(Entries from a page text collection)
# # #

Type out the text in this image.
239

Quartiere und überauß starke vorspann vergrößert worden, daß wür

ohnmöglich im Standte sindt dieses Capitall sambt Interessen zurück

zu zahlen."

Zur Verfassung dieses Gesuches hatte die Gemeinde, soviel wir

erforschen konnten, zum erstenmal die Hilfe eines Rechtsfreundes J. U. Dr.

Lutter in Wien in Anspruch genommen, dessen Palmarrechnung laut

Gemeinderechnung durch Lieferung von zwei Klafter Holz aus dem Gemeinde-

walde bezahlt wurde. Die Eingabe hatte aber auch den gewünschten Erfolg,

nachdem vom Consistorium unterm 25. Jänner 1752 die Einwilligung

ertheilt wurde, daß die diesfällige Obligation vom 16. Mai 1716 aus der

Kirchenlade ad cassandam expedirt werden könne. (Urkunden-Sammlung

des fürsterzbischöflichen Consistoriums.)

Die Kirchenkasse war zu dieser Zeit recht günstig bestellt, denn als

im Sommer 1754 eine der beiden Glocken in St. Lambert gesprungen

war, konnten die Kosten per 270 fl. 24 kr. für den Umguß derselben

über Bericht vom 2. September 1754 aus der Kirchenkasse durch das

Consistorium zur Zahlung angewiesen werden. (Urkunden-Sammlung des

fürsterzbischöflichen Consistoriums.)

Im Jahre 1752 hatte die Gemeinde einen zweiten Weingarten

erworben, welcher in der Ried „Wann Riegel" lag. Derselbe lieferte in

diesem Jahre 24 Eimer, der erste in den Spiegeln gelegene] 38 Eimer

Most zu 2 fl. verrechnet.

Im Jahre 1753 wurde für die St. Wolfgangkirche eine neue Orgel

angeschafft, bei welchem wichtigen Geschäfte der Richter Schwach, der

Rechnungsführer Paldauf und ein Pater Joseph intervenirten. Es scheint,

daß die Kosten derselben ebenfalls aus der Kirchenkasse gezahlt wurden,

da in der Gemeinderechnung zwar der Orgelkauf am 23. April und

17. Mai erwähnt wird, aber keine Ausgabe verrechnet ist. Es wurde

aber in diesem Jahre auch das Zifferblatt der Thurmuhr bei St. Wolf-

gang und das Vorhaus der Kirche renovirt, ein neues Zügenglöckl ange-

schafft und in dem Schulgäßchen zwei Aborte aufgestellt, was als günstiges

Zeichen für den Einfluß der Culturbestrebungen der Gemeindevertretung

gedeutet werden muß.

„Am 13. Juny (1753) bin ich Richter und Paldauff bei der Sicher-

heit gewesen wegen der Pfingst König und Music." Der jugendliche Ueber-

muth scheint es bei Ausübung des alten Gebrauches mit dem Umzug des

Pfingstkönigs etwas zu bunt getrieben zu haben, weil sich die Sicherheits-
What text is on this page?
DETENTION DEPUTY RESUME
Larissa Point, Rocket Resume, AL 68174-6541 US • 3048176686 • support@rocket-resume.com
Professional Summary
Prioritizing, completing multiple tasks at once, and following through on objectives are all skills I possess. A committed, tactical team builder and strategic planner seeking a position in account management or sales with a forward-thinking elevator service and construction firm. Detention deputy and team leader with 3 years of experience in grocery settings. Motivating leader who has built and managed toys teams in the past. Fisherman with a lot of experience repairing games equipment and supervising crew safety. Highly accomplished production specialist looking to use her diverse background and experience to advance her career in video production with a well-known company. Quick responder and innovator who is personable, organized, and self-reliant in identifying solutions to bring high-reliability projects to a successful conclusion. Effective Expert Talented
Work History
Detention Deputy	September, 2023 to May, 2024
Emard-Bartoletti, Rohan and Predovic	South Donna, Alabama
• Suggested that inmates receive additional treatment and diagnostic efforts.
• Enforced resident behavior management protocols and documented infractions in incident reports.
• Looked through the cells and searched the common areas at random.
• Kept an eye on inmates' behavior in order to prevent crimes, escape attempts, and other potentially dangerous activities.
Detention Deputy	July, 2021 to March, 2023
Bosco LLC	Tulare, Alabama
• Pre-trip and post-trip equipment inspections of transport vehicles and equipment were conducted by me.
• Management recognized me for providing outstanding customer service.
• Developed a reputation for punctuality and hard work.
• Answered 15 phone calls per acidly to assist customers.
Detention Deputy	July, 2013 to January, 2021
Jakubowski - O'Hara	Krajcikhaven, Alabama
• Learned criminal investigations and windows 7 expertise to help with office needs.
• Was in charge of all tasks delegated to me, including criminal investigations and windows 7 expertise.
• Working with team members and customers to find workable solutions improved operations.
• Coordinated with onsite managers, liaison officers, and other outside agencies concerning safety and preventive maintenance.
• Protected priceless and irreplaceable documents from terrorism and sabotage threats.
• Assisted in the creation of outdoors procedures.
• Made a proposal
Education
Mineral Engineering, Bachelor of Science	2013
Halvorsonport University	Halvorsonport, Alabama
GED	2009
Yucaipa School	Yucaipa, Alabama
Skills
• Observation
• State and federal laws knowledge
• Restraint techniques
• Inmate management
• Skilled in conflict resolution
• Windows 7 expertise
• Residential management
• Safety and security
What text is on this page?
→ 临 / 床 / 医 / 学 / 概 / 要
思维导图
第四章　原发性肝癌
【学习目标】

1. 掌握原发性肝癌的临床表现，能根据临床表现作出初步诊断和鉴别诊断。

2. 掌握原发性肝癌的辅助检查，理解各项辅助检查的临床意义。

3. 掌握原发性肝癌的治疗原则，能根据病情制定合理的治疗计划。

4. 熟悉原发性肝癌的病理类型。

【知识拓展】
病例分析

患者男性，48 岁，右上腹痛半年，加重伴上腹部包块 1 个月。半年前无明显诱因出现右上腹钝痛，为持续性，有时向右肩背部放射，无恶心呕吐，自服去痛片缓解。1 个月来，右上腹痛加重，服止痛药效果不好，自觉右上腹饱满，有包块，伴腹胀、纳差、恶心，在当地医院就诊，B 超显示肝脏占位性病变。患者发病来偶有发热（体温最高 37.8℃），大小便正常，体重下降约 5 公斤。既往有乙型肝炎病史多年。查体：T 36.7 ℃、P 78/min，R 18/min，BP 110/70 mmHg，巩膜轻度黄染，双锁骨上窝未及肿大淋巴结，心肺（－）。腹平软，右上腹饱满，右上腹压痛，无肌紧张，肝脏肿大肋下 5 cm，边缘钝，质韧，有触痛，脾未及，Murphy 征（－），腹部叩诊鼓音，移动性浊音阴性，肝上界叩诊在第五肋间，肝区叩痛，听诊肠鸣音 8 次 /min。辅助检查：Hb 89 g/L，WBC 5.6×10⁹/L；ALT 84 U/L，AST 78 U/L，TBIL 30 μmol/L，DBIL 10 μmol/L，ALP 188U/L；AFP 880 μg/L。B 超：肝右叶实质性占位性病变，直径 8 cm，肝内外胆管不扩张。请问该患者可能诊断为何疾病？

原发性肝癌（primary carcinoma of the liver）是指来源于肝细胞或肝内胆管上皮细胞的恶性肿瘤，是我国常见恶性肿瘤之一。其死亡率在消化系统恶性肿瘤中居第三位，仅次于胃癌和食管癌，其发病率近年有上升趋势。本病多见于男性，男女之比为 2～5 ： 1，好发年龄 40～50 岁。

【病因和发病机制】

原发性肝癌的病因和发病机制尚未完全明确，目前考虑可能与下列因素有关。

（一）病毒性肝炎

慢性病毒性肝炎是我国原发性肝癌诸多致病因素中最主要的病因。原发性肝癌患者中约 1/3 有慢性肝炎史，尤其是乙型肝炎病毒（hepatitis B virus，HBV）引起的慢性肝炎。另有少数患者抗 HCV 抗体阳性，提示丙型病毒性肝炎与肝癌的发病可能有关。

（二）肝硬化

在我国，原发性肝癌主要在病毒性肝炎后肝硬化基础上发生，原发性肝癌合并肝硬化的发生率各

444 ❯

# # #

▶ To do
This calls for all of the entries above, repeated exactly.

▶ Result for this task
Type out the text in this image.
239

Quartiere und überauß starke vorspann vergrößert worden, daß wür

ohnmöglich im Standte sindt dieses Capitall sambt Interessen zurück

zu zahlen."

Zur Verfassung dieses Gesuches hatte die Gemeinde, soviel wir

erforschen konnten, zum erstenmal die Hilfe eines Rechtsfreundes J. U. Dr.

Lutter in Wien in Anspruch genommen, dessen Palmarrechnung laut

Gemeinderechnung durch Lieferung von zwei Klafter Holz aus dem Gemeinde-

walde bezahlt wurde. Die Eingabe hatte aber auch den gewünschten Erfolg,

nachdem vom Consistorium unterm 25. Jänner 1752 die Einwilligung

ertheilt wurde, daß die diesfällige Obligation vom 16. Mai 1716 aus der

Kirchenlade ad cassandam expedirt werden könne. (Urkunden-Sammlung

des fürsterzbischöflichen Consistoriums.)

Die Kirchenkasse war zu dieser Zeit recht günstig bestellt, denn als

im Sommer 1754 eine der beiden Glocken in St. Lambert gesprungen

war, konnten die Kosten per 270 fl. 24 kr. für den Umguß derselben

über Bericht vom 2. September 1754 aus der Kirchenkasse durch das

Consistorium zur Zahlung angewiesen werden. (Urkunden-Sammlung des

fürsterzbischöflichen Consistoriums.)

Im Jahre 1752 hatte die Gemeinde einen zweiten Weingarten

erworben, welcher in der Ried „Wann Riegel" lag. Derselbe lieferte in

diesem Jahre 24 Eimer, der erste in den Spiegeln gelegene] 38 Eimer

Most zu 2 fl. verrechnet.

Im Jahre 1753 wurde für die St. Wolfgangkirche eine neue Orgel

angeschafft, bei welchem wichtigen Geschäfte der Richter Schwach, der

Rechnungsführer Paldauf und ein Pater Joseph intervenirten. Es scheint,

daß die Kosten derselben ebenfalls aus der Kirchenkasse gezahlt wurden,

da in der Gemeinderechnung zwar der Orgelkauf am 23. April und

17. Mai erwähnt wird, aber keine Ausgabe verrechnet ist. Es wurde

aber in diesem Jahre auch das Zifferblatt der Thurmuhr bei St. Wolf-

gang und das Vorhaus der Kirche renovirt, ein neues Zügenglöckl ange-

schafft und in dem Schulgäßchen zwei Aborte aufgestellt, was als günstiges

Zeichen für den Einfluß der Culturbestrebungen der Gemeindevertretung

gedeutet werden muß.

„Am 13. Juny (1753) bin ich Richter und Paldauff bei der Sicher-

heit gewesen wegen der Pfingst König und Music." Der jugendliche Ueber-

muth scheint es bei Ausübung des alten Gebrauches mit dem Umzug des

Pfingstkönigs etwas zu bunt getrieben zu haben, weil sich die Sicherheits-
What text is on this page?
DETENTION DEPUTY RESUME
Larissa Point, Rocket Resume, AL 68174-6541 US • 3048176686 • support@rocket-resume.com
Professional Summary
Prioritizing, completing multiple tasks at once, and following through on objectives are all skills I possess. A committed, tactical team builder and strategic planner seeking a position in account management or sales with a forward-thinking elevator service and construction firm. Detention deputy and team leader with 3 years of experience in grocery settings. Motivating leader who has built and managed toys teams in the past. Fisherman with a lot of experience repairing games equipment and supervising crew safety. Highly accomplished production specialist looking to use her diverse background and experience to advance her career in video production with a well-known company. Quick responder and innovator who is personable, organized, and self-reliant in identifying solutions to bring high-reliability projects to a successful conclusion. Effective Expert Talented
Work History
Detention Deputy	September, 2023 to May, 2024
Emard-Bartoletti, Rohan and Predovic	South Donna, Alabama
• Suggested that inmates receive additional treatment and diagnostic efforts.
• Enforced resident behavior management protocols and documented infractions in incident reports.
• Looked through the cells and searched the common areas at random.
• Kept an eye on inmates' behavior in order to prevent crimes, escape attempts, and other potentially dangerous activities.
Detention Deputy	July, 2021 to March, 2023
Bosco LLC	Tulare, Alabama
• Pre-trip and post-trip equipment inspections of transport vehicles and equipment were conducted by me.
• Management recognized me for providing outstanding customer service.
• Developed a reputation for punctuality and hard work.
• Answered 15 phone calls per acidly to assist customers.
Detention Deputy	July, 2013 to January, 2021
Jakubowski - O'Hara	Krajcikhaven, Alabama
• Learned criminal investigations and windows 7 expertise to help with office needs.
• Was in charge of all tasks delegated to me, including criminal investigations and windows 7 expertise.
• Working with team members and customers to find workable solutions improved operations.
• Coordinated with onsite managers, liaison officers, and other outside agencies concerning safety and preventive maintenance.
• Protected priceless and irreplaceable documents from terrorism and sabotage threats.
• Assisted in the creation of outdoors procedures.
• Made a proposal
Education
Mineral Engineering, Bachelor of Science	2013
Halvorsonport University	Halvorsonport, Alabama
GED	2009
Yucaipa School	Yucaipa, Alabama
Skills
• Observation
• State and federal laws knowledge
• Restraint techniques
• Inmate management
• Skilled in conflict resolution
• Windows 7 expertise
• Residential management
• Safety and security
What text is on this page?
→ 临 / 床 / 医 / 学 / 概 / 要
思维导图
第四章　原发性肝癌
【学习目标】

1. 掌握原发性肝癌的临床表现，能根据临床表现作出初步诊断和鉴别诊断。

2. 掌握原发性肝癌的辅助检查，理解各项辅助检查的临床意义。

3. 掌握原发性肝癌的治疗原则，能根据病情制定合理的治疗计划。

4. 熟悉原发性肝癌的病理类型。

【知识拓展】
病例分析

患者男性，48 岁，右上腹痛半年，加重伴上腹部包块 1 个月。半年前无明显诱因出现右上腹钝痛，为持续性，有时向右肩背部放射，无恶心呕吐，自服去痛片缓解。1 个月来，右上腹痛加重，服止痛药效果不好，自觉右上腹饱满，有包块，伴腹胀、纳差、恶心，在当地医院就诊，B 超显示肝脏占位性病变。患者发病来偶有发热（体温最高 37.8℃），大小便正常，体重下降约 5 公斤。既往有乙型肝炎病史多年。查体：T 36.7 ℃、P 78/min，R 18/min，BP 110/70 mmHg，巩膜轻度黄染，双锁骨上窝未及肿大淋巴结，心肺（－）。腹平软，右上腹饱满，右上腹压痛，无肌紧张，肝脏肿大肋下 5 cm，边缘钝，质韧，有触痛，脾未及，Murphy 征（－），腹部叩诊鼓音，移动性浊音阴性，肝上界叩诊在第五肋间，肝区叩痛，听诊肠鸣音 8 次 /min。辅助检查：Hb 89 g/L，WBC 5.6×10⁹/L；ALT 84 U/L，AST 78 U/L，TBIL 30 μmol/L，DBIL 10 μmol/L，ALP 188U/L；AFP 880 μg/L。B 超：肝右叶实质性占位性病变，直径 8 cm，肝内外胆管不扩张。请问该患者可能诊断为何疾病？

原发性肝癌（primary carcinoma of the liver）是指来源于肝细胞或肝内胆管上皮细胞的恶性肿瘤，是我国常见恶性肿瘤之一。其死亡率在消化系统恶性肿瘤中居第三位，仅次于胃癌和食管癌，其发病率近年有上升趋势。本病多见于男性，男女之比为 2～5 ： 1，好发年龄 40～50 岁。

【病因和发病机制】

原发性肝癌的病因和发病机制尚未完全明确，目前考虑可能与下列因素有关。

（一）病毒性肝炎

慢性病毒性肝炎是我国原发性肝癌诸多致病因素中最主要的病因。原发性肝癌患者中约 1/3 有慢性肝炎史，尤其是乙型肝炎病毒（hepatitis B virus，HBV）引起的慢性肝炎。另有少数患者抗 HCV 抗体阳性，提示丙型病毒性肝炎与肝癌的发病可能有关。

（二）肝硬化

在我国，原发性肝癌主要在病毒性肝炎后肝硬化基础上发生，原发性肝癌合并肝硬化的发生率各

444 ❯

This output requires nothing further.